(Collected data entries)
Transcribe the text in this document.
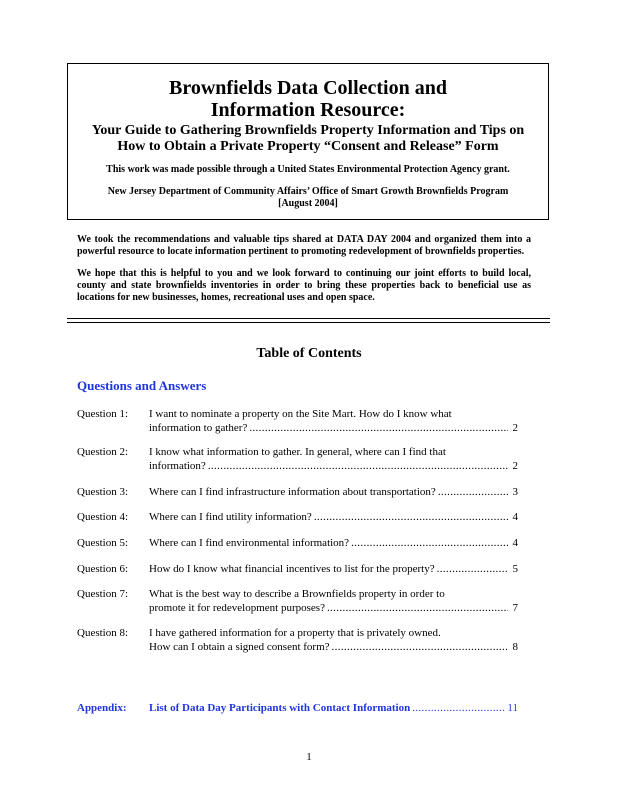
Brownfields Data Collection and
Information Resource:
Your Guide to Gathering Brownfields Property Information and Tips on
How to Obtain a Private Property “Consent and Release” Form
This work was made possible through a United States Environmental Protection Agency grant.
New Jersey Department of Community Affairs’ Office of Smart Growth Brownfields Program
[August 2004]

We took the recommendations and valuable tips shared at DATA DAY 2004 and organized them into a powerful resource to locate information pertinent to promoting redevelopment of brownfields properties.

We hope that this is helpful to you and we look forward to continuing our joint efforts to build local, county and state brownfields inventories in order to bring these properties back to beneficial use as locations for new businesses, homes, recreational uses and open space.

Table of Contents
Questions and Answers
Question 1: I want to nominate a property on the Site Mart. How do I know what
information to gather? . . .	2
Question 2: I know what information to gather. In general, where can I find that
information? . . .	2
Question 3: Where can I find infrastructure information about transportation? . . .	3
Question 4: Where can I find utility information? . . .	4
Question 5: Where can I find environmental information? . . .	4
Question 6: How do I know what financial incentives to list for the property? . . .	5
Question 7: What is the best way to describe a Brownfields property in order to
promote it for redevelopment purposes? . . .	7
Question 8: I have gathered information for a property that is privately owned.
How can I obtain a signed consent form? . . .	8
Appendix: List of Data Day Participants with Contact Information . . .	11
1
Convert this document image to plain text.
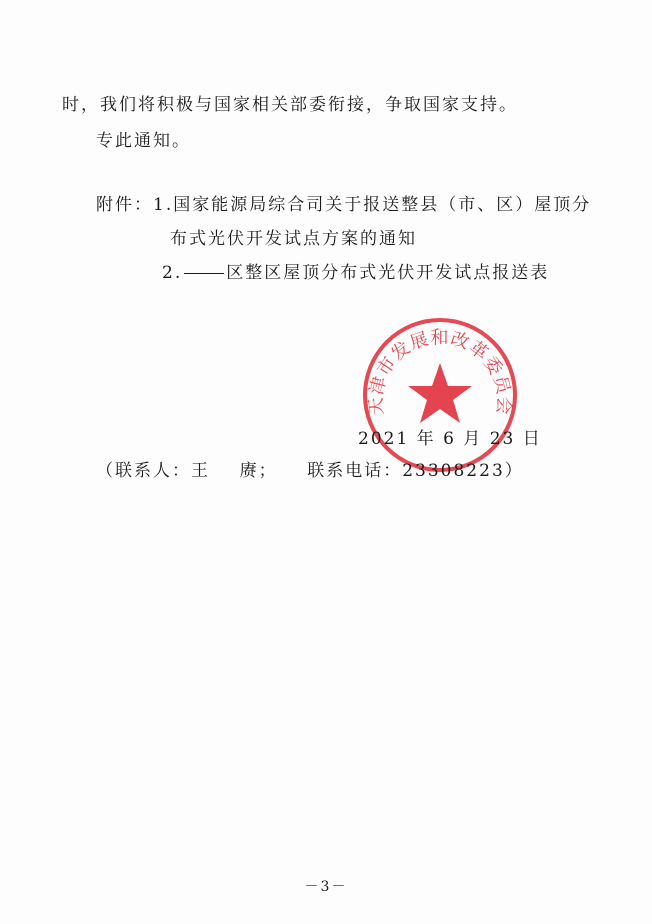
时，我们将积极与国家相关部委衔接，争取国家支持。
专此通知。
附件：1.国家能源局综合司关于报送整县（市、区）屋顶分
布式光伏开发试点方案的通知
2.	区整区屋顶分布式光伏开发试点报送表
天津市发展和改革委员会
2021 年 6 月 23 日
（联系人：王    赓；    联系电话：23308223）
－3－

Goal
Count how many lines in the data above hold the string "properties", and give the number with no other words.

In response
2